*** Information supplied
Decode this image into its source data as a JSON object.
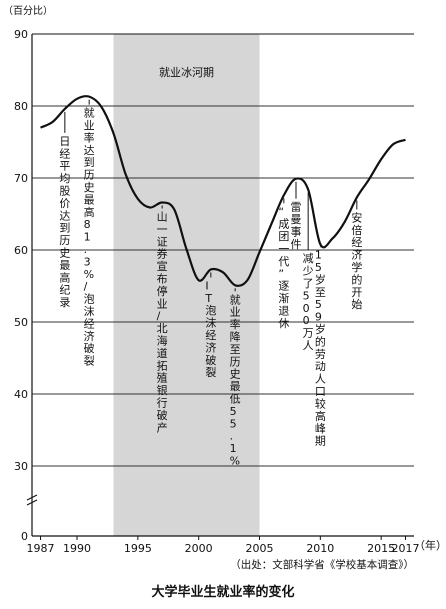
{
  "chart_data": {
    "type": "line",
    "title": "大学毕业生就业率的变化",
    "ylabel": "（百分比）",
    "xlabel_unit": "（年）",
    "source": "（出处：文部科学省《学校基本调查》）",
    "ylim": [
      0,
      90
    ],
    "yticks": [
      "0",
      "30",
      "40",
      "50",
      "60",
      "70",
      "80",
      "90"
    ],
    "xticks": [
      "1987",
      "1990",
      "1995",
      "2000",
      "2005",
      "2010",
      "2015",
      "2017"
    ],
    "grid": true,
    "shaded_band": {
      "label": "就业冰河期",
      "x_start": 1993.0,
      "x_end": 2005.0
    },
    "x": [
      1987,
      1988,
      1989,
      1990,
      1991,
      1992,
      1993,
      1994,
      1995,
      1996,
      1997,
      1998,
      1999,
      2000,
      2001,
      2002,
      2003,
      2004,
      2005,
      2006,
      2007,
      2008,
      2009,
      2010,
      2011,
      2012,
      2013,
      2014,
      2015,
      2016,
      2017
    ],
    "values": [
      77.0,
      77.8,
      79.6,
      81.0,
      81.3,
      79.9,
      76.2,
      70.5,
      67.1,
      65.9,
      66.6,
      65.6,
      60.1,
      55.8,
      57.3,
      56.9,
      55.1,
      55.8,
      59.7,
      63.7,
      67.6,
      69.9,
      68.4,
      60.8,
      61.6,
      63.9,
      67.3,
      69.8,
      72.6,
      74.7,
      75.3
    ],
    "annotations": [
      {
        "text": "日经平均股价达到历史最高纪录",
        "x": 1989
      },
      {
        "text": "就业率达到历史最高81.3%/泡沫经济破裂",
        "x": 1991
      },
      {
        "text": "山一证券宣布停业/北海道拓殖银行破产",
        "x": 1997
      },
      {
        "text": "IT泡沫经济破裂",
        "x": 2001
      },
      {
        "text": "就业率降至历史最低55.1%",
        "x": 2003
      },
      {
        "text": "“成团一代”逐渐退休",
        "x": 2007
      },
      {
        "text": "雷曼事件",
        "x": 2008
      },
      {
        "text": "减少了500万人",
        "x": 2009
      },
      {
        "text": "15岁至59岁的劳动人口较高峰期",
        "x": 2010
      },
      {
        "text": "安倍经济学的开始",
        "x": 2013
      }
    ]
  }
}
******
* [What you are asked to do]
Copy the whole of the material above exactly, but not its images.

* [Full answer]
Decode this image into its source data as a JSON object.
{
  "chart_data": {
    "type": "line",
    "title": "大学毕业生就业率的变化",
    "ylabel": "（百分比）",
    "xlabel_unit": "（年）",
    "source": "（出处：文部科学省《学校基本调查》）",
    "ylim": [
      0,
      90
    ],
    "yticks": [
      "0",
      "30",
      "40",
      "50",
      "60",
      "70",
      "80",
      "90"
    ],
    "xticks": [
      "1987",
      "1990",
      "1995",
      "2000",
      "2005",
      "2010",
      "2015",
      "2017"
    ],
    "grid": true,
    "shaded_band": {
      "label": "就业冰河期",
      "x_start": 1993.0,
      "x_end": 2005.0
    },
    "x": [
      1987,
      1988,
      1989,
      1990,
      1991,
      1992,
      1993,
      1994,
      1995,
      1996,
      1997,
      1998,
      1999,
      2000,
      2001,
      2002,
      2003,
      2004,
      2005,
      2006,
      2007,
      2008,
      2009,
      2010,
      2011,
      2012,
      2013,
      2014,
      2015,
      2016,
      2017
    ],
    "values": [
      77.0,
      77.8,
      79.6,
      81.0,
      81.3,
      79.9,
      76.2,
      70.5,
      67.1,
      65.9,
      66.6,
      65.6,
      60.1,
      55.8,
      57.3,
      56.9,
      55.1,
      55.8,
      59.7,
      63.7,
      67.6,
      69.9,
      68.4,
      60.8,
      61.6,
      63.9,
      67.3,
      69.8,
      72.6,
      74.7,
      75.3
    ],
    "annotations": [
      {
        "text": "日经平均股价达到历史最高纪录",
        "x": 1989
      },
      {
        "text": "就业率达到历史最高81.3%/泡沫经济破裂",
        "x": 1991
      },
      {
        "text": "山一证券宣布停业/北海道拓殖银行破产",
        "x": 1997
      },
      {
        "text": "IT泡沫经济破裂",
        "x": 2001
      },
      {
        "text": "就业率降至历史最低55.1%",
        "x": 2003
      },
      {
        "text": "“成团一代”逐渐退休",
        "x": 2007
      },
      {
        "text": "雷曼事件",
        "x": 2008
      },
      {
        "text": "减少了500万人",
        "x": 2009
      },
      {
        "text": "15岁至59岁的劳动人口较高峰期",
        "x": 2010
      },
      {
        "text": "安倍经济学的开始",
        "x": 2013
      }
    ]
  }
}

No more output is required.